- WHAT THE EXERCISE ASKS
Filter the records below down to lines containing "into".

--- start of SUPPLIED RECORDS ---

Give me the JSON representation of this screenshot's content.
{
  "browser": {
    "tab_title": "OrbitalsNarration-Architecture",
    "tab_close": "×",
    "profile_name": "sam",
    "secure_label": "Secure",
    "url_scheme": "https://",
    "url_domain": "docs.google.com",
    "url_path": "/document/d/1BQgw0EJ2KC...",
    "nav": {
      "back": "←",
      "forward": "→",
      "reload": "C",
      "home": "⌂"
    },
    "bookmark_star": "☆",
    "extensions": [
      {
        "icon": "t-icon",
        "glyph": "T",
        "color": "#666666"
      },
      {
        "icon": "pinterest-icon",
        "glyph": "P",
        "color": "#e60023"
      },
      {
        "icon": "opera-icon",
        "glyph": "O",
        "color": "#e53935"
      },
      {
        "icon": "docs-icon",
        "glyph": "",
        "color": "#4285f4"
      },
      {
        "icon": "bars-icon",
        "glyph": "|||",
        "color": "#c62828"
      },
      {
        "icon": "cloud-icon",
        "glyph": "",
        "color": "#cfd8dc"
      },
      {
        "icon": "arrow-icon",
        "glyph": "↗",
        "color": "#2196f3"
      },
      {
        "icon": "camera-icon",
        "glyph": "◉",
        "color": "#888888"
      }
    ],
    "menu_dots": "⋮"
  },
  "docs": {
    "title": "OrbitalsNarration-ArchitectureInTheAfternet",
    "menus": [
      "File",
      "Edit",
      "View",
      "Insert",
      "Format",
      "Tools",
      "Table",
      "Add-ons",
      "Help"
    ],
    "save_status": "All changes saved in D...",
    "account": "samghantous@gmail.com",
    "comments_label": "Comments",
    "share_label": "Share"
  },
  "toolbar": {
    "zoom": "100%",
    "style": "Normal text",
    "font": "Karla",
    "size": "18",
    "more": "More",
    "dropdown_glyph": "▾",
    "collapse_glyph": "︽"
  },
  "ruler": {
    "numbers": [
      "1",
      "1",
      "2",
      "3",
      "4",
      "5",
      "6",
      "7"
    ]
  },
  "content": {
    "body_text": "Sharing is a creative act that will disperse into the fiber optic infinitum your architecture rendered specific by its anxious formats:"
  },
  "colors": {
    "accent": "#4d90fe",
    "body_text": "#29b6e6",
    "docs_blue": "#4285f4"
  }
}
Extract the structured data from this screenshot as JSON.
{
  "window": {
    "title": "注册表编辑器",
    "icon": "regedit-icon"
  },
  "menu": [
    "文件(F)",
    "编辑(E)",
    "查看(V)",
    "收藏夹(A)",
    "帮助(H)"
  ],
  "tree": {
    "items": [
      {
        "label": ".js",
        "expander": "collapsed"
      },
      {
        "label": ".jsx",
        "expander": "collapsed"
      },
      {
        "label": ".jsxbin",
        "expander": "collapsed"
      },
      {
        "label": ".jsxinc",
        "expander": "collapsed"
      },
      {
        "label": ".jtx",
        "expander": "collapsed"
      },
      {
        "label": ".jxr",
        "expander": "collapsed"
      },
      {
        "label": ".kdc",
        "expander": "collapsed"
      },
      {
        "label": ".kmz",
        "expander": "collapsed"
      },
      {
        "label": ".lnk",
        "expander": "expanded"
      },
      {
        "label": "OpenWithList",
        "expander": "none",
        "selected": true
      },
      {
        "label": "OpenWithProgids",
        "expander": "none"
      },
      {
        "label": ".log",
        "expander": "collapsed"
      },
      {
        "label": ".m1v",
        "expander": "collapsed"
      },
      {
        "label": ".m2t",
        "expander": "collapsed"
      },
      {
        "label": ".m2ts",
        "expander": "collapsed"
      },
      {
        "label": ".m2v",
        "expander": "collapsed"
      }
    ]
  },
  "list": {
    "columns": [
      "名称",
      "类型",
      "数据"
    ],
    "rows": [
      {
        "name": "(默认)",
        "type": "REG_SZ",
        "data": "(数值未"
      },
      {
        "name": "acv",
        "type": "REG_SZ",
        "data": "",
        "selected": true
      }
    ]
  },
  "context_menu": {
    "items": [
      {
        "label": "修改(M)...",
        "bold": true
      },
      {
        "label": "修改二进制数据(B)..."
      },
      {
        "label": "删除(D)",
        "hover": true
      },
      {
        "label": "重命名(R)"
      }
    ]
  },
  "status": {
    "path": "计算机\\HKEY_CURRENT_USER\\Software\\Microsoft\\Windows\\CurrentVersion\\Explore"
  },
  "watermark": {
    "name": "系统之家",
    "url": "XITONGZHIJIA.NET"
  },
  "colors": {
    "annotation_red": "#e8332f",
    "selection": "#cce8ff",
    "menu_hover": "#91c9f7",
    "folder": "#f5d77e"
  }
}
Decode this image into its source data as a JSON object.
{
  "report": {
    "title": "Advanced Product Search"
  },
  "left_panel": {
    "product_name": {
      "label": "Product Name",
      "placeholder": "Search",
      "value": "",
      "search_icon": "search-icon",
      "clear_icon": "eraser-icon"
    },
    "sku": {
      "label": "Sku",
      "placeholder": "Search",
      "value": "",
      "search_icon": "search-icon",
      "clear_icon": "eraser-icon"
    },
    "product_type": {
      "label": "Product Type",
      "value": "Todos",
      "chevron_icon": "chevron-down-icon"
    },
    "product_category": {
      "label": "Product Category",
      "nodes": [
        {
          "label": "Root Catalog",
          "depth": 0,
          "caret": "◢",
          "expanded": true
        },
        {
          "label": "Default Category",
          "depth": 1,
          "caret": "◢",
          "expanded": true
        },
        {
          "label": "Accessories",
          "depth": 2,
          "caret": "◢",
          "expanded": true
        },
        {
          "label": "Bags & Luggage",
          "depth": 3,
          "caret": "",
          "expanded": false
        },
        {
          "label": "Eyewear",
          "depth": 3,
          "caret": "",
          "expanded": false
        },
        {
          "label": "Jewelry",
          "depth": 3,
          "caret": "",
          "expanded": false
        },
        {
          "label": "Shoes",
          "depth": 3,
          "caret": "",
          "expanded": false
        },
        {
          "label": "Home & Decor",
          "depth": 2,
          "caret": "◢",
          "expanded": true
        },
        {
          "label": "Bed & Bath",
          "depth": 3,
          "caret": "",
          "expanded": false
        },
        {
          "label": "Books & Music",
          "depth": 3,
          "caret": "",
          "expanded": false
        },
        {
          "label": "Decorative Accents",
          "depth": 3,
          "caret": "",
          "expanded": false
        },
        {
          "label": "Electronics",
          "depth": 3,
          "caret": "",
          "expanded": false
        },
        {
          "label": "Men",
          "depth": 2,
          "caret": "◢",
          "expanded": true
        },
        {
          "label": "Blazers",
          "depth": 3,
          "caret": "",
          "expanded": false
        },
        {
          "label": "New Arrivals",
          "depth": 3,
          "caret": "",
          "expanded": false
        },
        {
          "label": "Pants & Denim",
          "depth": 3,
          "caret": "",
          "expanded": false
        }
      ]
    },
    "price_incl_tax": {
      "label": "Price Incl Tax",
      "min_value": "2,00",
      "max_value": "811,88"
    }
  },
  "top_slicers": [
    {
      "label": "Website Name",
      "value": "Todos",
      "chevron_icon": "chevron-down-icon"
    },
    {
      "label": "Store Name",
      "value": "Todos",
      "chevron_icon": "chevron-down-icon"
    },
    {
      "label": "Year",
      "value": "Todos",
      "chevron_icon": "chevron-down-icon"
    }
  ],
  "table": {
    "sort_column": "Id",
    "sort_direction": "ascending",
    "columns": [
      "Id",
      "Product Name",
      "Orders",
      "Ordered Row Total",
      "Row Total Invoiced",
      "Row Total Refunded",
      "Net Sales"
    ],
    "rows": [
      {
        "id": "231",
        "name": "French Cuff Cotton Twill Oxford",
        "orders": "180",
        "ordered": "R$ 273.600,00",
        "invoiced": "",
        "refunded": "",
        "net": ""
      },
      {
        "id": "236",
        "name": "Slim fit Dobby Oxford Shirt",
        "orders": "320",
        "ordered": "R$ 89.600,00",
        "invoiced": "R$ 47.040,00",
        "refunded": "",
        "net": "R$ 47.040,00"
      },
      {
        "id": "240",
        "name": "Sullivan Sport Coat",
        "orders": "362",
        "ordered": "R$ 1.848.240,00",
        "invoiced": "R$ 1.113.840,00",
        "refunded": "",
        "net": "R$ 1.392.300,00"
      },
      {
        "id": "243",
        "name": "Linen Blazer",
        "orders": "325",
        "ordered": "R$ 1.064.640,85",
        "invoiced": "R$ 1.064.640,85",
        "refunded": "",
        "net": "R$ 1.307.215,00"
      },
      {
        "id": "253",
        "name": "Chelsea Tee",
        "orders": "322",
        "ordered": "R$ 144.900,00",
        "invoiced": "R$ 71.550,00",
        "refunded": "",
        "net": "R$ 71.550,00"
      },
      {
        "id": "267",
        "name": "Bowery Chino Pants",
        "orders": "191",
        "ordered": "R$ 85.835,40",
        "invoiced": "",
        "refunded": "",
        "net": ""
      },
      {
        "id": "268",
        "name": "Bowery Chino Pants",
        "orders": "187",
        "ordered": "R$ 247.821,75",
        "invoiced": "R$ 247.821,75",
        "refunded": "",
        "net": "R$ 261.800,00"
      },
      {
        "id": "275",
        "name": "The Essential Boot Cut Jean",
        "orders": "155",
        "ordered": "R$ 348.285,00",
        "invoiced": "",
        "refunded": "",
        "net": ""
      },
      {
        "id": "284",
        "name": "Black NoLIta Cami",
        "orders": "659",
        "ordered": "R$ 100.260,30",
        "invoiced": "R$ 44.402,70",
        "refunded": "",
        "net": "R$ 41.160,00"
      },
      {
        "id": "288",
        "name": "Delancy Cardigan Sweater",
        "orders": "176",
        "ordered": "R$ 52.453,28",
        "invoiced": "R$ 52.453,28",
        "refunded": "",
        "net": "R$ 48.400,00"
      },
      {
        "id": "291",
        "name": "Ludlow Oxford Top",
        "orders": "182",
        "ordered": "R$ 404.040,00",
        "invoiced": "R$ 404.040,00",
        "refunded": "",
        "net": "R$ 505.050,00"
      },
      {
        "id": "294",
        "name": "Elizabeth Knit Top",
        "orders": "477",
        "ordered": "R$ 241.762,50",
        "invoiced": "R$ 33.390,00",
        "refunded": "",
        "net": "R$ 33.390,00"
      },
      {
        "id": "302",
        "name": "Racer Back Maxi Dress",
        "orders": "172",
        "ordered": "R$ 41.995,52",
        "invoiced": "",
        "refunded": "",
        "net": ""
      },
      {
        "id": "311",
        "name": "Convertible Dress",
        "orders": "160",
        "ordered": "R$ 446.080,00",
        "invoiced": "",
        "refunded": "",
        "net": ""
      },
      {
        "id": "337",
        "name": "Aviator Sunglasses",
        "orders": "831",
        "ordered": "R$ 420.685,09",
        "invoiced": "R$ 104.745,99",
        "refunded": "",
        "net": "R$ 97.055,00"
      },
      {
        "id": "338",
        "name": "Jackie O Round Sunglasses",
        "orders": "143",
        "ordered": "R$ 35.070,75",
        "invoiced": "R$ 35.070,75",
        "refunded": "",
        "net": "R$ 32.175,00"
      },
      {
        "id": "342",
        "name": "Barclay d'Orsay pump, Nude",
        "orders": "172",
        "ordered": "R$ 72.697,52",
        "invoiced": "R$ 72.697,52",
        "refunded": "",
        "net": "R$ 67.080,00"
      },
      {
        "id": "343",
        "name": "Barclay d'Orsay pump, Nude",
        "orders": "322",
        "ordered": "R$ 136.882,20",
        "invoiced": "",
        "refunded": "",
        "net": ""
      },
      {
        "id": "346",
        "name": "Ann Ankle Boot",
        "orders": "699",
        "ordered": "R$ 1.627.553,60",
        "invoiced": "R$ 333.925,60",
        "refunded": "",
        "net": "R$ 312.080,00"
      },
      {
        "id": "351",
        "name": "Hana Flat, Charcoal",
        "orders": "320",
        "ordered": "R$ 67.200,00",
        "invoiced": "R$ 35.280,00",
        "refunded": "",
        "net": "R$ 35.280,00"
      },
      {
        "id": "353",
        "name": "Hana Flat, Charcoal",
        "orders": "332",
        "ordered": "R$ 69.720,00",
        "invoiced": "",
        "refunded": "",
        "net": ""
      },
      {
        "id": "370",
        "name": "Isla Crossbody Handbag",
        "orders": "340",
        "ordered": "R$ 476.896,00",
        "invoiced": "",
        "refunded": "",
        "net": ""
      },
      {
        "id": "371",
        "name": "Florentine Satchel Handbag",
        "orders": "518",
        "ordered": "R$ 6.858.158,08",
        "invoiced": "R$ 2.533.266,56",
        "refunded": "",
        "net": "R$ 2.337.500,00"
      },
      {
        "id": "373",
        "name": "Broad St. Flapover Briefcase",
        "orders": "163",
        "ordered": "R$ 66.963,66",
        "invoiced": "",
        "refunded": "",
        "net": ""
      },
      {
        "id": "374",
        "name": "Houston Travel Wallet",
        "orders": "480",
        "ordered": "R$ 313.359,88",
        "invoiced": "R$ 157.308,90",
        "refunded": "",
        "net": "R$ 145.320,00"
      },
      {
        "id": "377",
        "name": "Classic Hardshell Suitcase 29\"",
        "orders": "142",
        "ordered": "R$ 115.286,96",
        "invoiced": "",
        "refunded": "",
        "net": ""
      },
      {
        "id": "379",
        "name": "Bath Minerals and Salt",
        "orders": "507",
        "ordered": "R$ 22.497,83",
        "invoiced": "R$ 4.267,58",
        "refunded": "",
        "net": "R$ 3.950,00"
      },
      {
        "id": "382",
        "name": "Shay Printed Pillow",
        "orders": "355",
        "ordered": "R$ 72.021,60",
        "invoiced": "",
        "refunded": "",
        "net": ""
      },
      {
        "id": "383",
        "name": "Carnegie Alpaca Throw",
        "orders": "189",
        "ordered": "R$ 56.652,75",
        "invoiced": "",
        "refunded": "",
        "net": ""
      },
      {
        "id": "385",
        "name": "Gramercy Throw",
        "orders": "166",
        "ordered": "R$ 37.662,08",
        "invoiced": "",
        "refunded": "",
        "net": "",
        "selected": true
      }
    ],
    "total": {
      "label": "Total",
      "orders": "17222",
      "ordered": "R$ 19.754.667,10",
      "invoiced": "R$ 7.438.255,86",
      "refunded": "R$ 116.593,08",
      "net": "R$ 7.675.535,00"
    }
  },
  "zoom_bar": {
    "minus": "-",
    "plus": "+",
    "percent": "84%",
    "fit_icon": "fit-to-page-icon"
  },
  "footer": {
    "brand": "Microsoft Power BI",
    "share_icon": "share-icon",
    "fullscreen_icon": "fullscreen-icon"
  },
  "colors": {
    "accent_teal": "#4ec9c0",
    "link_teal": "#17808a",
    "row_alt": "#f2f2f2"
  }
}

--- end of SUPPLIED RECORDS ---

- TASK RESULT
    "body_text": "Sharing is a creative act that will disperse into the fiber optic infinitum your architecture rendered specific by its anxious formats:"
Decode this image into its source data as a JSON object.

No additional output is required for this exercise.